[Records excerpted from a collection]
** begin **

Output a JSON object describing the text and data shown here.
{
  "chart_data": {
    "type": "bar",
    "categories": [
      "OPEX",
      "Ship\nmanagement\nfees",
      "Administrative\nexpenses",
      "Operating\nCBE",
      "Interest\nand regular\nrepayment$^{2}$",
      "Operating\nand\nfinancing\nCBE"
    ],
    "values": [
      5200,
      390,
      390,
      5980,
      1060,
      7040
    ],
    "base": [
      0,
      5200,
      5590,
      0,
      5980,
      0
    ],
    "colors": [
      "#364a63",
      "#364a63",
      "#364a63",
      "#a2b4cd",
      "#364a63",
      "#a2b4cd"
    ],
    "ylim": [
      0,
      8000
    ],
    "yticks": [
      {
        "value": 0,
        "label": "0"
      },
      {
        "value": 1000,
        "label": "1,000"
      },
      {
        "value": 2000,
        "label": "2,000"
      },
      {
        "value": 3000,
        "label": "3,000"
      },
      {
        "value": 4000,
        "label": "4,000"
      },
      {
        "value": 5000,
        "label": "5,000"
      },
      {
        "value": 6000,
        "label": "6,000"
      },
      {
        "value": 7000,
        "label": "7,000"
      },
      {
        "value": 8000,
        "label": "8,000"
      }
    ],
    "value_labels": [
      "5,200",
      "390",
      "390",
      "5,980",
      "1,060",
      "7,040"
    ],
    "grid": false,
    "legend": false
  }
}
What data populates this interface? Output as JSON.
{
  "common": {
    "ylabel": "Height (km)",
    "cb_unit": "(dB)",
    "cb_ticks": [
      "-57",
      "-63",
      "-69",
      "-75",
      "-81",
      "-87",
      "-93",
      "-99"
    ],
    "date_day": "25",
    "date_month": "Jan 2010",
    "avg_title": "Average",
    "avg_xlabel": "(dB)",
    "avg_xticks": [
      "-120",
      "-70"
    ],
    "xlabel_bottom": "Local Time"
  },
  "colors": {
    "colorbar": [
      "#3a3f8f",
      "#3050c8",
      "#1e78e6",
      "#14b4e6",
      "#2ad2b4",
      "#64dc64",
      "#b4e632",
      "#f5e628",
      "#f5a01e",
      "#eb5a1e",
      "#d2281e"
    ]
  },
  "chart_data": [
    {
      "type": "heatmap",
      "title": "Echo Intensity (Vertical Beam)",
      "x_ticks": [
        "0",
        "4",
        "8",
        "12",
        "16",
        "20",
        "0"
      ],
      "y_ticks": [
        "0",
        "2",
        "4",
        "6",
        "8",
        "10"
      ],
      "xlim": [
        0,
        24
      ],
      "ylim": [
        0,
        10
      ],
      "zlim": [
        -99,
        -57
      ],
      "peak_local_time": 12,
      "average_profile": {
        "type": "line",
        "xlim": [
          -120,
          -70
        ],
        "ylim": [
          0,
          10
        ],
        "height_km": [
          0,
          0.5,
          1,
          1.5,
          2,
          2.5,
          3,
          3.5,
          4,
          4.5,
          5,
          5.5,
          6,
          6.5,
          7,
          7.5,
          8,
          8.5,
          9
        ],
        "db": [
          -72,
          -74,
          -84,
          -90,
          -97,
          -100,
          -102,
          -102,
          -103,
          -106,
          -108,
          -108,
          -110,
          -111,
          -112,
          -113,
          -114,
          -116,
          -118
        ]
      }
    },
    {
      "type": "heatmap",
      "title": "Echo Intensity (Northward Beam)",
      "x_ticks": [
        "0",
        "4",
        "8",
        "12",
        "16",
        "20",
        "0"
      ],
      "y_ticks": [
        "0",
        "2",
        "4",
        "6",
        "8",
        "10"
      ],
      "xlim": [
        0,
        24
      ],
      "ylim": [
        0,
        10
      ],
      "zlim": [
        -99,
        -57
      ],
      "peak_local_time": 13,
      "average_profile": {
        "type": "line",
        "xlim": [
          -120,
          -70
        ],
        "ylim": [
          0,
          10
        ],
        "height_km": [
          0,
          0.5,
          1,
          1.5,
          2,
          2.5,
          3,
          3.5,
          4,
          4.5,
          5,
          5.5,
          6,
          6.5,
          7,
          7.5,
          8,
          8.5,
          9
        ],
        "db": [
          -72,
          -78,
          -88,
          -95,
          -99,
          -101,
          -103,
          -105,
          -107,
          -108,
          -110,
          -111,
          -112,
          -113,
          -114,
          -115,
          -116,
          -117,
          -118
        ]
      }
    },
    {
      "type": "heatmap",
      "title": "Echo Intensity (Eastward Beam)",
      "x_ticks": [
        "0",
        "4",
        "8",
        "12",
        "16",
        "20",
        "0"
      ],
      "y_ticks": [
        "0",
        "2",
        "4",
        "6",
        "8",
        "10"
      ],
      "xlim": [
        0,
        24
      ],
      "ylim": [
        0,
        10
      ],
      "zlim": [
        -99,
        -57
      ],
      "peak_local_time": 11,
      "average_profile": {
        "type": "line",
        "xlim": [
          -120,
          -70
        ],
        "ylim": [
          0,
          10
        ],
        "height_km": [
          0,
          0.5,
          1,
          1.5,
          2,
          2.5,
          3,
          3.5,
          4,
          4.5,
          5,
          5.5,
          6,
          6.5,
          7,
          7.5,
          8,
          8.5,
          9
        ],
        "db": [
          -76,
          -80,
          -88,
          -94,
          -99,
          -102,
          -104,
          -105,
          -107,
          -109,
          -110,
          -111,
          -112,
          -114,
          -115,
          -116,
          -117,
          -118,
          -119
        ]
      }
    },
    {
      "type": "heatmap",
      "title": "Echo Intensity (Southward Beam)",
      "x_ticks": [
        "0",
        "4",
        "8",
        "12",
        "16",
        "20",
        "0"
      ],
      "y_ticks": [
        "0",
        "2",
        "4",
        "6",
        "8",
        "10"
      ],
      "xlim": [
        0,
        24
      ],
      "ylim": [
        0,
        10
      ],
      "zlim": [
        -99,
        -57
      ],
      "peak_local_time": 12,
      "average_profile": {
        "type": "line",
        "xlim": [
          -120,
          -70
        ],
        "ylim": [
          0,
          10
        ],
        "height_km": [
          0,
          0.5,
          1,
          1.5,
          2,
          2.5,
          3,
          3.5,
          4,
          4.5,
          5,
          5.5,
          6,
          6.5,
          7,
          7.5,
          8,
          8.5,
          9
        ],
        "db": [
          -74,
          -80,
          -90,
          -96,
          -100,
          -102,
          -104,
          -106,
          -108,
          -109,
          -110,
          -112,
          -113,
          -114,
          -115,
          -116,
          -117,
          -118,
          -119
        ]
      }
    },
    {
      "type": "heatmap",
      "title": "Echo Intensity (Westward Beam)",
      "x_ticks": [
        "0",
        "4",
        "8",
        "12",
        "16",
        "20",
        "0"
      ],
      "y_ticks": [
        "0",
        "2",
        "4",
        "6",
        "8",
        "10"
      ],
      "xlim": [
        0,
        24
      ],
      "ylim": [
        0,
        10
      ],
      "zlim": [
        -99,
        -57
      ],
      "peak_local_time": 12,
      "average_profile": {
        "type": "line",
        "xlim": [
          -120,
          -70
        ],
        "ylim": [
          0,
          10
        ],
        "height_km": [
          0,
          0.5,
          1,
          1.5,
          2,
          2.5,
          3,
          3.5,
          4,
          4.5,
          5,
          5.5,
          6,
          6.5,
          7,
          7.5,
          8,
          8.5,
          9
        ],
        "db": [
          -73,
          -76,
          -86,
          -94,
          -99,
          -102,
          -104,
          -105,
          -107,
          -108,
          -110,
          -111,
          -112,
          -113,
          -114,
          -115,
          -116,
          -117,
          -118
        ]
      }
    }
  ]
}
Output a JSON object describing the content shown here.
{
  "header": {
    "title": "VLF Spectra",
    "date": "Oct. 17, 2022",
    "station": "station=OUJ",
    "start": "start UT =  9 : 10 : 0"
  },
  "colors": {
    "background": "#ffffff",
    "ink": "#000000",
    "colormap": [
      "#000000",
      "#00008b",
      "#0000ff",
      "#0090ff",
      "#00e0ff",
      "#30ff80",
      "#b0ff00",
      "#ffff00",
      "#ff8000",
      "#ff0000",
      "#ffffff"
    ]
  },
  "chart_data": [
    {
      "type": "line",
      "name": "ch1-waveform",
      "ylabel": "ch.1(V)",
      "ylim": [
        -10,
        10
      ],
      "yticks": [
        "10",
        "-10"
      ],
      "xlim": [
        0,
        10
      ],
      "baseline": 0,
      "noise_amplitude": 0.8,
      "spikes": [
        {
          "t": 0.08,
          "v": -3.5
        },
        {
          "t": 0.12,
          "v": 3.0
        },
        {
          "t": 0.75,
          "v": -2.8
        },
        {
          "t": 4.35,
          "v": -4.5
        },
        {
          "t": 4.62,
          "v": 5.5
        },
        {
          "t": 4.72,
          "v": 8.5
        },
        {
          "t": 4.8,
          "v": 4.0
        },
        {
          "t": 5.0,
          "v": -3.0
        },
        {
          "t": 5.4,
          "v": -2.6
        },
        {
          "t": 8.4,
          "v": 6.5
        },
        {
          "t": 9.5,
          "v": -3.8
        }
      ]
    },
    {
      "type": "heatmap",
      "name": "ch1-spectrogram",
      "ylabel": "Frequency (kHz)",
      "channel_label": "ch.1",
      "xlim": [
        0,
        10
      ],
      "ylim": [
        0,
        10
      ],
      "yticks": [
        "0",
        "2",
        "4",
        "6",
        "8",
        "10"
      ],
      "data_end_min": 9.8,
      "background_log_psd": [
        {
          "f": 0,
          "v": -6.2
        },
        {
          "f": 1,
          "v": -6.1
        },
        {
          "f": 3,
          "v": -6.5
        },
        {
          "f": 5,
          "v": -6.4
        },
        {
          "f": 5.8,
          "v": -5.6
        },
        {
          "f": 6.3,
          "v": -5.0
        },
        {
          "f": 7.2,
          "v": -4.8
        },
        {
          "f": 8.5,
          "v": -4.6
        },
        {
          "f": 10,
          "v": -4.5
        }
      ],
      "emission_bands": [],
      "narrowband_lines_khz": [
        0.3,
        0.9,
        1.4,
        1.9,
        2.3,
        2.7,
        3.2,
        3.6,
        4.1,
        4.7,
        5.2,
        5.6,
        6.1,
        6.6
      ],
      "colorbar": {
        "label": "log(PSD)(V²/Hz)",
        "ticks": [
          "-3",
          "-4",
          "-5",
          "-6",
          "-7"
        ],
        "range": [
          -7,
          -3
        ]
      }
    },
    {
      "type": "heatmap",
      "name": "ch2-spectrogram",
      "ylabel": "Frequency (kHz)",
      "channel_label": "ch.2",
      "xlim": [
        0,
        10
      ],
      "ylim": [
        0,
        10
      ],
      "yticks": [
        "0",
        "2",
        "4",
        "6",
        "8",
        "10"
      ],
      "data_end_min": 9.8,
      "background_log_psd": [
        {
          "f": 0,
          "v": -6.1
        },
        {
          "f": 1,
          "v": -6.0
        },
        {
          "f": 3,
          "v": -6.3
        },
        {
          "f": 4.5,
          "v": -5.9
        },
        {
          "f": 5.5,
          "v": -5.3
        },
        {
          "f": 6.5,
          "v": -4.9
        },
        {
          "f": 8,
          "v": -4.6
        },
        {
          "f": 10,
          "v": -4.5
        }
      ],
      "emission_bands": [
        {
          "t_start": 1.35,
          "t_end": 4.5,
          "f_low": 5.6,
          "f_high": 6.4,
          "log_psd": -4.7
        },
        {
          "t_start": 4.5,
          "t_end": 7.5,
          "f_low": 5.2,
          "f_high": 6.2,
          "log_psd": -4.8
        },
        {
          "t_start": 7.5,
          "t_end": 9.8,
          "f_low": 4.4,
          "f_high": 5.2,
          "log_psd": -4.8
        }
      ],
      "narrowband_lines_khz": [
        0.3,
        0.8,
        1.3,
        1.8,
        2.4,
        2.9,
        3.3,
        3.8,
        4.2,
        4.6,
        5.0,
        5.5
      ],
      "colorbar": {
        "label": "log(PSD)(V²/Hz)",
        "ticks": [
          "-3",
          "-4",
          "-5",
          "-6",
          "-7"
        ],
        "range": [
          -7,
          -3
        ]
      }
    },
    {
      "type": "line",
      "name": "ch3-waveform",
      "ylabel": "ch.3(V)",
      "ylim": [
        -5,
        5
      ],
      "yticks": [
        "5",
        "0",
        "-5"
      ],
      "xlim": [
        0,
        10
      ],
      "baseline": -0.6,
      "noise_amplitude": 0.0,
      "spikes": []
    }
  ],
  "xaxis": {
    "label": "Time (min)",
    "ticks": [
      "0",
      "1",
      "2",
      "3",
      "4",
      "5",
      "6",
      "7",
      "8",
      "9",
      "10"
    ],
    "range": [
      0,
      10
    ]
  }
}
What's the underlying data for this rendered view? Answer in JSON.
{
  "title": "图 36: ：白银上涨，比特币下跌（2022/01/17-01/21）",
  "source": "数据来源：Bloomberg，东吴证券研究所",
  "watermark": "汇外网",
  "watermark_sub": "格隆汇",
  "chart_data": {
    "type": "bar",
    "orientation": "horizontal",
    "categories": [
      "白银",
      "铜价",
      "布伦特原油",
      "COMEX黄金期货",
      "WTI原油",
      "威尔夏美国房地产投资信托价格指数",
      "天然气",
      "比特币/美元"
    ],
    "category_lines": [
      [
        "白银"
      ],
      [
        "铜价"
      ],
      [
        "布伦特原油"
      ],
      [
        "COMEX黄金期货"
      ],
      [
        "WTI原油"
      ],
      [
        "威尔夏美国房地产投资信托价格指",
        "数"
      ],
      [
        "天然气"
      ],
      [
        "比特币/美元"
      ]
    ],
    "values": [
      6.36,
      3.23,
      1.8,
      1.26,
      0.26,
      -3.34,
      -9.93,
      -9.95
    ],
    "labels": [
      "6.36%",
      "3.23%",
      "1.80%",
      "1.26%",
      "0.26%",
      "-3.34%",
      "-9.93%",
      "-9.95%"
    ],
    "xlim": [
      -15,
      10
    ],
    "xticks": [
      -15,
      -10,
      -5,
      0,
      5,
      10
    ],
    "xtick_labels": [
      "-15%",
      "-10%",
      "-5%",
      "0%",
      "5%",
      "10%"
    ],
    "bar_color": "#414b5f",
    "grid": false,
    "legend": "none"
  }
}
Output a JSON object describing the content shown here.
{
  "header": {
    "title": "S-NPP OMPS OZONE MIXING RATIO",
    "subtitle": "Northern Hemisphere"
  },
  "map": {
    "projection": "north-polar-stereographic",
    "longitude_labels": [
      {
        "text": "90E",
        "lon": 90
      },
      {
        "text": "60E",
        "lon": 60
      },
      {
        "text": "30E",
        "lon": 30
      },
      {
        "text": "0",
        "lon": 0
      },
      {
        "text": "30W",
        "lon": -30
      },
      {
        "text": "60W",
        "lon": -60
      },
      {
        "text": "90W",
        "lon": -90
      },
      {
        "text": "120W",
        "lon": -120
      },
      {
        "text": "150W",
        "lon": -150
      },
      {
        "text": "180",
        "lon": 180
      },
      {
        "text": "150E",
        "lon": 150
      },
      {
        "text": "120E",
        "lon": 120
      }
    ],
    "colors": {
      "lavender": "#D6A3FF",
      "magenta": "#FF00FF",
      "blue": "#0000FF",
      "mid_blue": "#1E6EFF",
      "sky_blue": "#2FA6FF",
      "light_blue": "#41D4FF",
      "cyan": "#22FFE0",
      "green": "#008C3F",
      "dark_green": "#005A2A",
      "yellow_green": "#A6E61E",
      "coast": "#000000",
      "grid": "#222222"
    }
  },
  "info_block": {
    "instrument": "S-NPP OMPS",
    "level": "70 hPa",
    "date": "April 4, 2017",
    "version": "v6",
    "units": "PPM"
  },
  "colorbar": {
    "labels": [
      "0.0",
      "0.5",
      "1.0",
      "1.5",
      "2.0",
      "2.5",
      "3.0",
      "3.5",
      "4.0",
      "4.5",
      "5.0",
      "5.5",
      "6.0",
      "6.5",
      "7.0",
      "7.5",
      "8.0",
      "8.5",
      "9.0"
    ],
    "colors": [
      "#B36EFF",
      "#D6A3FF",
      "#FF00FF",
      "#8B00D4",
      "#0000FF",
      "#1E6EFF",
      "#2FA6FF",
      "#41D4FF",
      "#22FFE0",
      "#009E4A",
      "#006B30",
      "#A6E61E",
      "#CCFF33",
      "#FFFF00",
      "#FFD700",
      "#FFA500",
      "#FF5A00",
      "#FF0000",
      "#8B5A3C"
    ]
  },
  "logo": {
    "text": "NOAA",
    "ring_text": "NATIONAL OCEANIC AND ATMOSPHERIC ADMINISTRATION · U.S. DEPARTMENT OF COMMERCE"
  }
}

** end **

Work to be completed - Identify the lines in the entries above that contain "Echo", then copy them out.

Solution to this task -
      "title": "Echo Intensity (Vertical Beam)",
      "title": "Echo Intensity (Northward Beam)",
      "title": "Echo Intensity (Eastward Beam)",
      "title": "Echo Intensity (Southward Beam)",
      "title": "Echo Intensity (Westward Beam)",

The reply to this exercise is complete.